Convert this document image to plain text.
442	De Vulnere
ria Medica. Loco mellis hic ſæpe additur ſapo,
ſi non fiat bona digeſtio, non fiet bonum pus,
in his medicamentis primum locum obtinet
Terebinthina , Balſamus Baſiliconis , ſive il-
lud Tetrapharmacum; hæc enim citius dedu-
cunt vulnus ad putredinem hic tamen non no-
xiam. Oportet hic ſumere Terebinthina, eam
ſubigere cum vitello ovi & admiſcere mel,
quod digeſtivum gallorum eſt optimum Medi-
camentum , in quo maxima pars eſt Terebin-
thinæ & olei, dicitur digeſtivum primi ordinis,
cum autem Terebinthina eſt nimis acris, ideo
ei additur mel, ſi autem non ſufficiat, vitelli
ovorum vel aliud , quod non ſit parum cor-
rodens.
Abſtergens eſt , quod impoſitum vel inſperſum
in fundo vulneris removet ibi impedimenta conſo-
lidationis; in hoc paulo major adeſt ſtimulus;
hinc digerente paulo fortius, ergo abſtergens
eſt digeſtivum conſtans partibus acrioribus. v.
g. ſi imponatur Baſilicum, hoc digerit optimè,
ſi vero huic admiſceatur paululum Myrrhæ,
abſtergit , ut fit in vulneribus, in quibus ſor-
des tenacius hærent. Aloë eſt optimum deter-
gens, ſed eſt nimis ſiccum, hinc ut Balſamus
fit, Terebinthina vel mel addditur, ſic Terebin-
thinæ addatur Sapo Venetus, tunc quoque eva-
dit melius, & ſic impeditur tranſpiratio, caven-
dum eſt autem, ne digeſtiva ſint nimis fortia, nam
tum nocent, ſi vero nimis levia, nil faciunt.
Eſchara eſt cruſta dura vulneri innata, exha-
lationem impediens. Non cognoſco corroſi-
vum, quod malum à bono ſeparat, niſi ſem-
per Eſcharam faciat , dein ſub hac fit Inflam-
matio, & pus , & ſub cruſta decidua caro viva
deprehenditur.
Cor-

● ● ●

- What to produce -
Print the listing above in its entirety, with every line exact.

- Solution below -
Convert this document image to plain text.
442	De Vulnere
ria Medica. Loco mellis hic ſæpe additur ſapo,
ſi non fiat bona digeſtio, non fiet bonum pus,
in his medicamentis primum locum obtinet
Terebinthina , Balſamus Baſiliconis , ſive il-
lud Tetrapharmacum; hæc enim citius dedu-
cunt vulnus ad putredinem hic tamen non no-
xiam. Oportet hic ſumere Terebinthina, eam
ſubigere cum vitello ovi & admiſcere mel,
quod digeſtivum gallorum eſt optimum Medi-
camentum , in quo maxima pars eſt Terebin-
thinæ & olei, dicitur digeſtivum primi ordinis,
cum autem Terebinthina eſt nimis acris, ideo
ei additur mel, ſi autem non ſufficiat, vitelli
ovorum vel aliud , quod non ſit parum cor-
rodens.
Abſtergens eſt , quod impoſitum vel inſperſum
in fundo vulneris removet ibi impedimenta conſo-
lidationis; in hoc paulo major adeſt ſtimulus;
hinc digerente paulo fortius, ergo abſtergens
eſt digeſtivum conſtans partibus acrioribus. v.
g. ſi imponatur Baſilicum, hoc digerit optimè,
ſi vero huic admiſceatur paululum Myrrhæ,
abſtergit , ut fit in vulneribus, in quibus ſor-
des tenacius hærent. Aloë eſt optimum deter-
gens, ſed eſt nimis ſiccum, hinc ut Balſamus
fit, Terebinthina vel mel addditur, ſic Terebin-
thinæ addatur Sapo Venetus, tunc quoque eva-
dit melius, & ſic impeditur tranſpiratio, caven-
dum eſt autem, ne digeſtiva ſint nimis fortia, nam
tum nocent, ſi vero nimis levia, nil faciunt.
Eſchara eſt cruſta dura vulneri innata, exha-
lationem impediens. Non cognoſco corroſi-
vum, quod malum à bono ſeparat, niſi ſem-
per Eſcharam faciat , dein ſub hac fit Inflam-
matio, & pus , & ſub cruſta decidua caro viva
deprehenditur.
Cor-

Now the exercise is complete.